### Instructions for the task
Give the number of lines in this listing that contain "stripes", with no other words.
+ + + + +
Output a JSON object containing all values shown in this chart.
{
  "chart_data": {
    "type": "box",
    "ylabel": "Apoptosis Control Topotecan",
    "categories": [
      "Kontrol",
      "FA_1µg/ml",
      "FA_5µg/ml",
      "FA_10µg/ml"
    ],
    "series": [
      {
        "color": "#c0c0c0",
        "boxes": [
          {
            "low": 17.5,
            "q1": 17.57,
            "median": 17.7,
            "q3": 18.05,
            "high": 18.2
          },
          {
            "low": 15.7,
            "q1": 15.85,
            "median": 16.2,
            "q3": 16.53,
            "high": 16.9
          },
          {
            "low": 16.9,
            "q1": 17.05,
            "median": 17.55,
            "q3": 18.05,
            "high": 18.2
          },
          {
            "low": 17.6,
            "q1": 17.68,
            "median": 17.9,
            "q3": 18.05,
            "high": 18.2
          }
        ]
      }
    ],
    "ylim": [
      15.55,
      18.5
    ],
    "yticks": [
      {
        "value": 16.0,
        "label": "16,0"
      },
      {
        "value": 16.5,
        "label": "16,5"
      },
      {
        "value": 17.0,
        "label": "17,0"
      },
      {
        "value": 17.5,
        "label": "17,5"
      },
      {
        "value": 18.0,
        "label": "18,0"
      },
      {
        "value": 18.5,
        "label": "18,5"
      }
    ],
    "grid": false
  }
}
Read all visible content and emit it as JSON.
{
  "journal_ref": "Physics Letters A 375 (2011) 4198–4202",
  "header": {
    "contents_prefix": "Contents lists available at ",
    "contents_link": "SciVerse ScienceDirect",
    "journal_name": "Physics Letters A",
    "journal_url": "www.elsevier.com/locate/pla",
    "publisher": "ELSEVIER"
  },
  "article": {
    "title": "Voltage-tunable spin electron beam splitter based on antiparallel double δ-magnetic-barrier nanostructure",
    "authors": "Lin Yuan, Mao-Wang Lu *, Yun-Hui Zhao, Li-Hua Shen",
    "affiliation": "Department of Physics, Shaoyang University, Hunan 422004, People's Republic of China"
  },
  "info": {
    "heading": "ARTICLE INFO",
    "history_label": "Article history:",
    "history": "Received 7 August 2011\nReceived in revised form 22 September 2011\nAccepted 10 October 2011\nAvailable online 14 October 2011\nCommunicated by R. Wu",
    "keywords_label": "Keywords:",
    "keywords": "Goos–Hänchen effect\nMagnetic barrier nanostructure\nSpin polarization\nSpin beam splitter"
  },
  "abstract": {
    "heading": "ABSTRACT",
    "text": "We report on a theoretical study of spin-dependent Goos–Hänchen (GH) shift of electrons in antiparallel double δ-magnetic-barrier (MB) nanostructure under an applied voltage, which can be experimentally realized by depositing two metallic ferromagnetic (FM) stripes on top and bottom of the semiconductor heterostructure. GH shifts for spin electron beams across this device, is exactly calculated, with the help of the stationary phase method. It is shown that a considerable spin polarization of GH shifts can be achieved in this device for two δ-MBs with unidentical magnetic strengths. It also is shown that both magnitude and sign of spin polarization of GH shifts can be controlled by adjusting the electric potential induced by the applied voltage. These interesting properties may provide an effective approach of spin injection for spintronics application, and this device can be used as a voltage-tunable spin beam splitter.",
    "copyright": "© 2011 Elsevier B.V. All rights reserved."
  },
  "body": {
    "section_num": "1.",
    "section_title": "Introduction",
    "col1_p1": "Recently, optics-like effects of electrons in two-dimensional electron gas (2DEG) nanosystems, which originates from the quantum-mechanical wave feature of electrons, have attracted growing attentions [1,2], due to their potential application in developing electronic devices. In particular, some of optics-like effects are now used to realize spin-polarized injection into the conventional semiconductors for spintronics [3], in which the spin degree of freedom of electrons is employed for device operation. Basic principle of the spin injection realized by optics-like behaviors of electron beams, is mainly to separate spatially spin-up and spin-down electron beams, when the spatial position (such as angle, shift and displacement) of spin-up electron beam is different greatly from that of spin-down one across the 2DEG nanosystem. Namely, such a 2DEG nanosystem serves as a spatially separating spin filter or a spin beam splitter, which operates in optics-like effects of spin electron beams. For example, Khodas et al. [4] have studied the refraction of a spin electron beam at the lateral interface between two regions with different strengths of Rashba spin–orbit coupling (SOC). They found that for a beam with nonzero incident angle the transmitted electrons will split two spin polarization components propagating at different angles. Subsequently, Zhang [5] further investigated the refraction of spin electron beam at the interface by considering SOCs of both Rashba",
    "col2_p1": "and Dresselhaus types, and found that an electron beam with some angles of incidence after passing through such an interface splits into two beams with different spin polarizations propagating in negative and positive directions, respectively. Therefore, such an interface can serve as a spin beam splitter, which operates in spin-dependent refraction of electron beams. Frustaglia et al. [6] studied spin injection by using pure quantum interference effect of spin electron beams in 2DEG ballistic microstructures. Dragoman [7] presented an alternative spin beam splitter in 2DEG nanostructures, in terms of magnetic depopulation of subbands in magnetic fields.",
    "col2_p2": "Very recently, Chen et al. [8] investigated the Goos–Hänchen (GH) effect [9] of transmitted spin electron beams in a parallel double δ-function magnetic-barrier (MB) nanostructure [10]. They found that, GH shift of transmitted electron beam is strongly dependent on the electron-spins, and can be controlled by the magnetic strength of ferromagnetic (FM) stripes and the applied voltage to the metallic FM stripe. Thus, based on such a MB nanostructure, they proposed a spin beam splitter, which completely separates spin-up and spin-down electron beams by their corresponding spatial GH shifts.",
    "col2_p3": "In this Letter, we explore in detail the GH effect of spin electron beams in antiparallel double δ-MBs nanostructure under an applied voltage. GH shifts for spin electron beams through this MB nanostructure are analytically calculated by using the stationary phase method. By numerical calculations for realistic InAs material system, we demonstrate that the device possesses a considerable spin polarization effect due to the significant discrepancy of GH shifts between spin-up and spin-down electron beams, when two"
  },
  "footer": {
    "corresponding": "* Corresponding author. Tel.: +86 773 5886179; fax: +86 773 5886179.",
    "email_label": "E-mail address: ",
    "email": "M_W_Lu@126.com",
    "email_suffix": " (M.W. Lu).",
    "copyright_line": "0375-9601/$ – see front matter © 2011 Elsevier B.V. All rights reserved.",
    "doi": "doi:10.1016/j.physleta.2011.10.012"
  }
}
+ + + + +
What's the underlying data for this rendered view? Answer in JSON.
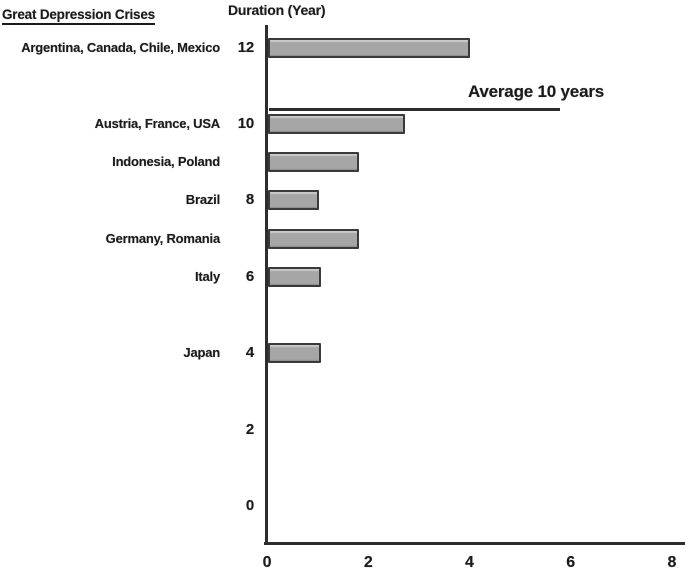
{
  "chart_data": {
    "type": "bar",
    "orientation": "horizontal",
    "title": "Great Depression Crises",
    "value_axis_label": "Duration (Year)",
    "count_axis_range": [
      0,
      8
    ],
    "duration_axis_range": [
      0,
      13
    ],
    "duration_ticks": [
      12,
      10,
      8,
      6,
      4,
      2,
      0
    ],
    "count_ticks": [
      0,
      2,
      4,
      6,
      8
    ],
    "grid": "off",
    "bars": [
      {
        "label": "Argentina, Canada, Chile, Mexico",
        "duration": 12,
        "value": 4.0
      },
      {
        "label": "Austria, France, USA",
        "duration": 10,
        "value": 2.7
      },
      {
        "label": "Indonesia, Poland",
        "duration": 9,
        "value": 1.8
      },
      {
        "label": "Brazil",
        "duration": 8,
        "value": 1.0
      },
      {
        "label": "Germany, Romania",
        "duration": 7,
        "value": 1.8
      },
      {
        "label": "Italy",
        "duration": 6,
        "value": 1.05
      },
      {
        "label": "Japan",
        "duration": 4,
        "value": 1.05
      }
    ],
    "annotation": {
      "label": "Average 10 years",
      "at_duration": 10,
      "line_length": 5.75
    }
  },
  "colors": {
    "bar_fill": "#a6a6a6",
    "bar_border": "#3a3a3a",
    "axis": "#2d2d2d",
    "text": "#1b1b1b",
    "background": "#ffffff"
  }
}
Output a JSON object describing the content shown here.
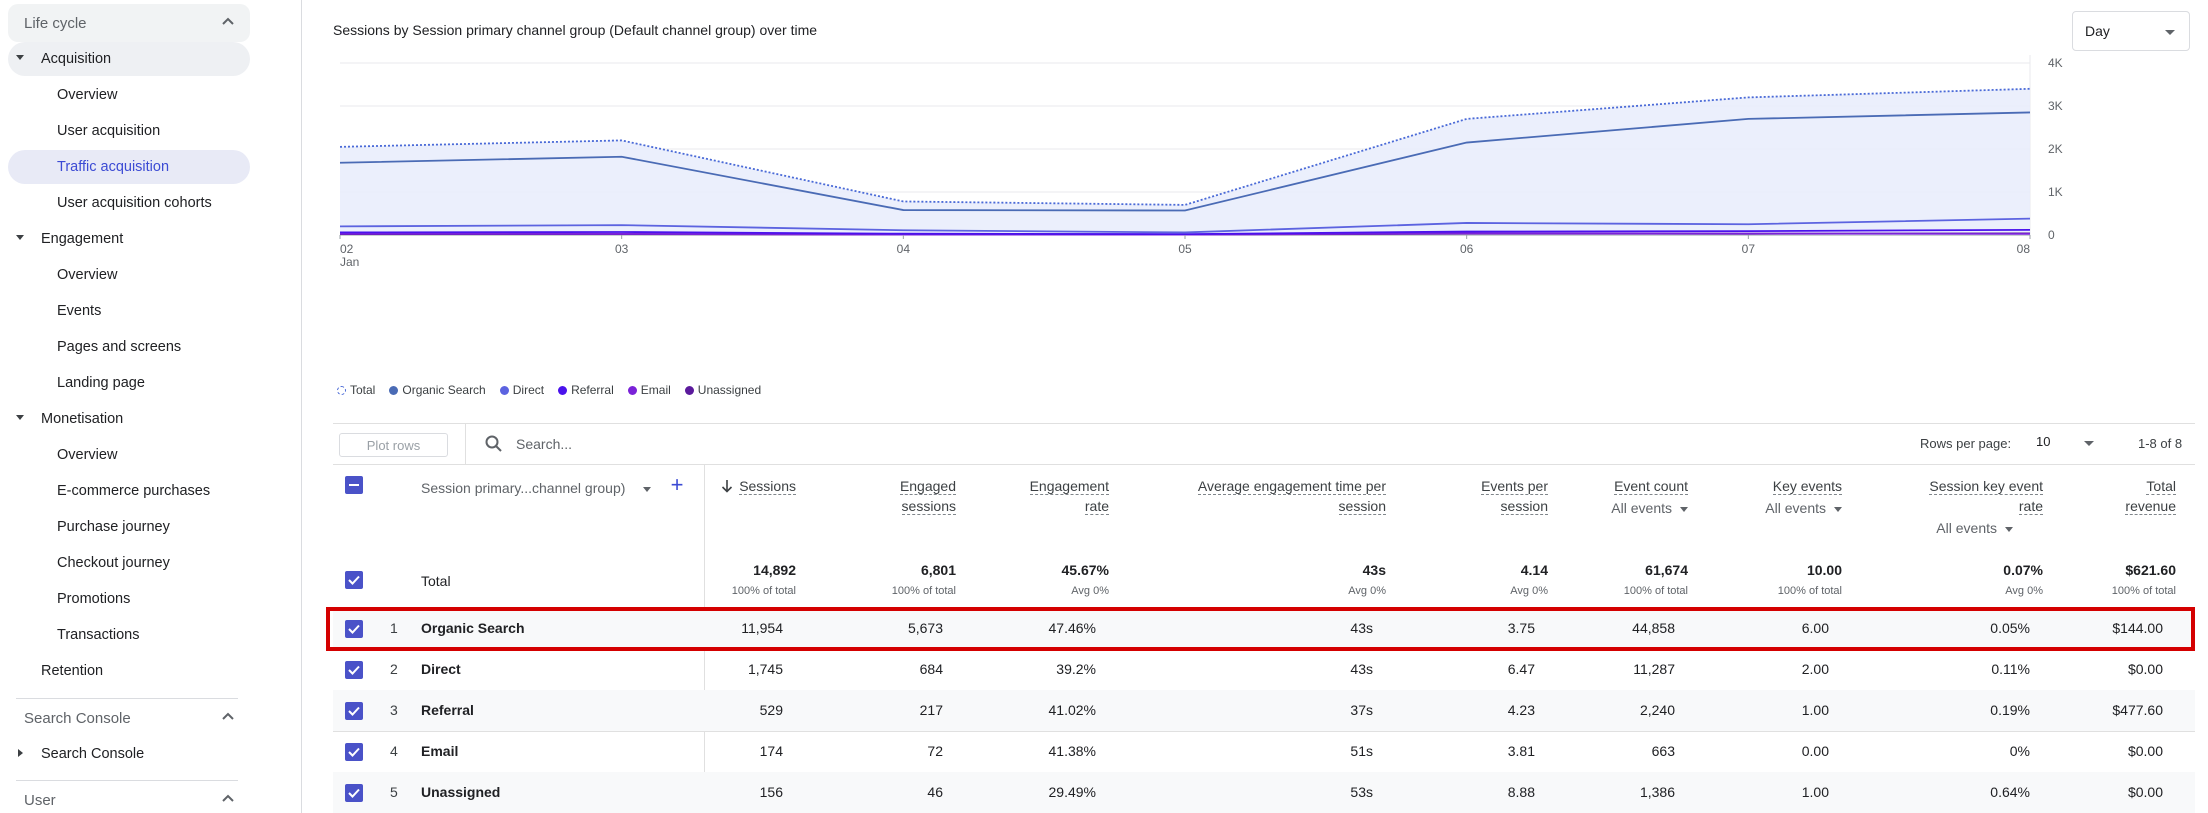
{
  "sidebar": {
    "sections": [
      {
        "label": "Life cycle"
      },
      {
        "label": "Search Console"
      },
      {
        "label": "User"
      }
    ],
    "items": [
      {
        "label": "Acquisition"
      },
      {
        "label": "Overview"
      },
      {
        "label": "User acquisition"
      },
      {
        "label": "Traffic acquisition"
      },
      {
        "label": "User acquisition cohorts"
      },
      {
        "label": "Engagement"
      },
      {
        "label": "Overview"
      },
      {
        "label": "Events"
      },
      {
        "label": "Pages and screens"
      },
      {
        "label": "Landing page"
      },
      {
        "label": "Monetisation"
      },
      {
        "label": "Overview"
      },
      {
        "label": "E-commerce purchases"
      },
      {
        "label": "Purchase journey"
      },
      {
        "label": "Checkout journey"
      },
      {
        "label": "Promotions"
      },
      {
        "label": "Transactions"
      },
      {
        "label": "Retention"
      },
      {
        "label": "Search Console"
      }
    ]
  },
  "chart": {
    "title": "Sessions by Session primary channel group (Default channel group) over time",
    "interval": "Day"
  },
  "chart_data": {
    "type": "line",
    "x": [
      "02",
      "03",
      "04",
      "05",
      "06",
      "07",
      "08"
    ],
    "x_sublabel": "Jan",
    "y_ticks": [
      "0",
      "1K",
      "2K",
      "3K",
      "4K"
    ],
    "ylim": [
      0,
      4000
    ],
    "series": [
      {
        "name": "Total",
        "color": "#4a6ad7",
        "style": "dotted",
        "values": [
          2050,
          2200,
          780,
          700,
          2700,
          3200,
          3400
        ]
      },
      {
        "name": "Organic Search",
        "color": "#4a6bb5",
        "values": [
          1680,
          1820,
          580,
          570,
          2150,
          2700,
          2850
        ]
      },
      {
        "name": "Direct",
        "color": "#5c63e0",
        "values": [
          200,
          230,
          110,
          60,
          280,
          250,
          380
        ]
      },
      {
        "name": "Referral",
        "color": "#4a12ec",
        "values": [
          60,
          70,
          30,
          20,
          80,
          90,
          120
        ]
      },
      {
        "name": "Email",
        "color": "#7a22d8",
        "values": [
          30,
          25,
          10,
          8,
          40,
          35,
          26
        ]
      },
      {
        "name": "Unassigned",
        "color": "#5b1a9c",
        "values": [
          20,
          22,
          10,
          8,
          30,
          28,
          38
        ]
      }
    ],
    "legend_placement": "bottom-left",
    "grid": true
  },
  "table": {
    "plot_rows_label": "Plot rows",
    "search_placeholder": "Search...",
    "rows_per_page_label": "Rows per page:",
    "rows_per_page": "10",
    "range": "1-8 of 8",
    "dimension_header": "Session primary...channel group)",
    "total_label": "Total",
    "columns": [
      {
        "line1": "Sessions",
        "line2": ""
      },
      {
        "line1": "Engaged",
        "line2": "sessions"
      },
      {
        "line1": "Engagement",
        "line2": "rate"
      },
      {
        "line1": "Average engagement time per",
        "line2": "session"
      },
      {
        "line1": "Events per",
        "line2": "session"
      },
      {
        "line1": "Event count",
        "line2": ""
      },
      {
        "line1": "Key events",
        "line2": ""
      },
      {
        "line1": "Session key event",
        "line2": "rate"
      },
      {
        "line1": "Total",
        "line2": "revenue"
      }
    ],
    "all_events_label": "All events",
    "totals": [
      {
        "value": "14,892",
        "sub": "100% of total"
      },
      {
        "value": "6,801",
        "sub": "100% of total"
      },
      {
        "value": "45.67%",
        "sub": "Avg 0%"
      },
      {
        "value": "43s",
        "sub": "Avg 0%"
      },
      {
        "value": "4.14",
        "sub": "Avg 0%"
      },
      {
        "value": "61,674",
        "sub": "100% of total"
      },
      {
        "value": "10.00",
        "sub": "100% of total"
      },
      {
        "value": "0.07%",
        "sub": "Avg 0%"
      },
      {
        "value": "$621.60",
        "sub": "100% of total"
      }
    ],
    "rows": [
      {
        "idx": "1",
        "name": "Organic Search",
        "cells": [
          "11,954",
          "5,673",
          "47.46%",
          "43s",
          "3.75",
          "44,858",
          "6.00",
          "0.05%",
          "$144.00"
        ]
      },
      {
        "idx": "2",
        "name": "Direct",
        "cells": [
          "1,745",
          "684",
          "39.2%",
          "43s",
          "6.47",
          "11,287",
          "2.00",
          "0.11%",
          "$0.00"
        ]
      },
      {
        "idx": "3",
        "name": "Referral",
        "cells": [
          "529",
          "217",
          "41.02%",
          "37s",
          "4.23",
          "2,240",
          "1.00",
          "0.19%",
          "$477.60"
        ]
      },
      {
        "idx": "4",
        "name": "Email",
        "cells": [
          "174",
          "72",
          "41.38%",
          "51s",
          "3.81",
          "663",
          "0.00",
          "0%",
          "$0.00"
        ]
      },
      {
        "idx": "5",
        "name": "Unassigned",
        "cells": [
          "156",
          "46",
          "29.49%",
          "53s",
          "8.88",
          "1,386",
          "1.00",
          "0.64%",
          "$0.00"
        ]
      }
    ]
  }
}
+ + + + +
### Response
2